- EXERCISE AIM -
Locate each line of the material that contains "информационной", then return it.

- GIVEN ENTRIES -
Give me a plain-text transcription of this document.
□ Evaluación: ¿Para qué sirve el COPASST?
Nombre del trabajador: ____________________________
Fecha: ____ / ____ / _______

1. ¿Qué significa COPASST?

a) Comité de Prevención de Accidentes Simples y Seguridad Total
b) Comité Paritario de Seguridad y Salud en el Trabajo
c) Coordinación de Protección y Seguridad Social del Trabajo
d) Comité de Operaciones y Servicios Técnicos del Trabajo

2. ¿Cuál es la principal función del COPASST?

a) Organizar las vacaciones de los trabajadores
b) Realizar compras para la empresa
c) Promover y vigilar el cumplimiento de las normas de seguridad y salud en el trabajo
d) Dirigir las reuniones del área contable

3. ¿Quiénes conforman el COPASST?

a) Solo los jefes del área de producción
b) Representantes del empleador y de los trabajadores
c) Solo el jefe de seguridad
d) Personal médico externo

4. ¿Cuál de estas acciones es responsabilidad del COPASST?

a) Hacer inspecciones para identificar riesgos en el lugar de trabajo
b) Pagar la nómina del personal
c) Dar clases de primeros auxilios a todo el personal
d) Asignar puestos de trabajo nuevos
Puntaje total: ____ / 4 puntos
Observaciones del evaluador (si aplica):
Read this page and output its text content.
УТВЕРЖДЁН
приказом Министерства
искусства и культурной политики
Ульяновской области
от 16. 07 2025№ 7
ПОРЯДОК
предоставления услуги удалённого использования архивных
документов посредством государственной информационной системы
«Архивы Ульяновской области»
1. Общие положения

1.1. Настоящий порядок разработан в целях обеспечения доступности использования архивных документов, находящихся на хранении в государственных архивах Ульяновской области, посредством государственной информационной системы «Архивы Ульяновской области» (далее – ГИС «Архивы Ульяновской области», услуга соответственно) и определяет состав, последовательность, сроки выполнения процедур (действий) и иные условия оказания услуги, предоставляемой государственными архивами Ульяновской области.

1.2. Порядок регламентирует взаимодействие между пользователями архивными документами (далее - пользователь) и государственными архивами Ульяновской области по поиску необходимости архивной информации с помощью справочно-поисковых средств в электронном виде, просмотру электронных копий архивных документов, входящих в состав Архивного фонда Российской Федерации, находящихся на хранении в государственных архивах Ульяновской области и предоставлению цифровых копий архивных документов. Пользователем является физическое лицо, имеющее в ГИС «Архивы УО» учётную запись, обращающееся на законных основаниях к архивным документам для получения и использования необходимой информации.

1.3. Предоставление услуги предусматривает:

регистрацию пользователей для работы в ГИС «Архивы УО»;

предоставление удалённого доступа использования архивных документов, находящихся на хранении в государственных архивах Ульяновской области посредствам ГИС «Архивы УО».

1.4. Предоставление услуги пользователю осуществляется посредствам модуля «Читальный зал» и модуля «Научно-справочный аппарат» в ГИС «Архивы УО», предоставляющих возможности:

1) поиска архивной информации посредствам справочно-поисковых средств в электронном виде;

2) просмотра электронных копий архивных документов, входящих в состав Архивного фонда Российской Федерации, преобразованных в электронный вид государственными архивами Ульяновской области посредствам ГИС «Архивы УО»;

- EXERCISE SOLUTION -
документов посредством государственной информационной системы
1.1. Настоящий порядок разработан в целях обеспечения доступности использования архивных документов, находящихся на хранении в государственных архивах Ульяновской области, посредством государственной информационной системы «Архивы Ульяновской области» (далее – ГИС «Архивы Ульяновской области», услуга соответственно) и определяет состав, последовательность, сроки выполнения процедур (действий) и иные условия оказания услуги, предоставляемой государственными архивами Ульяновской области.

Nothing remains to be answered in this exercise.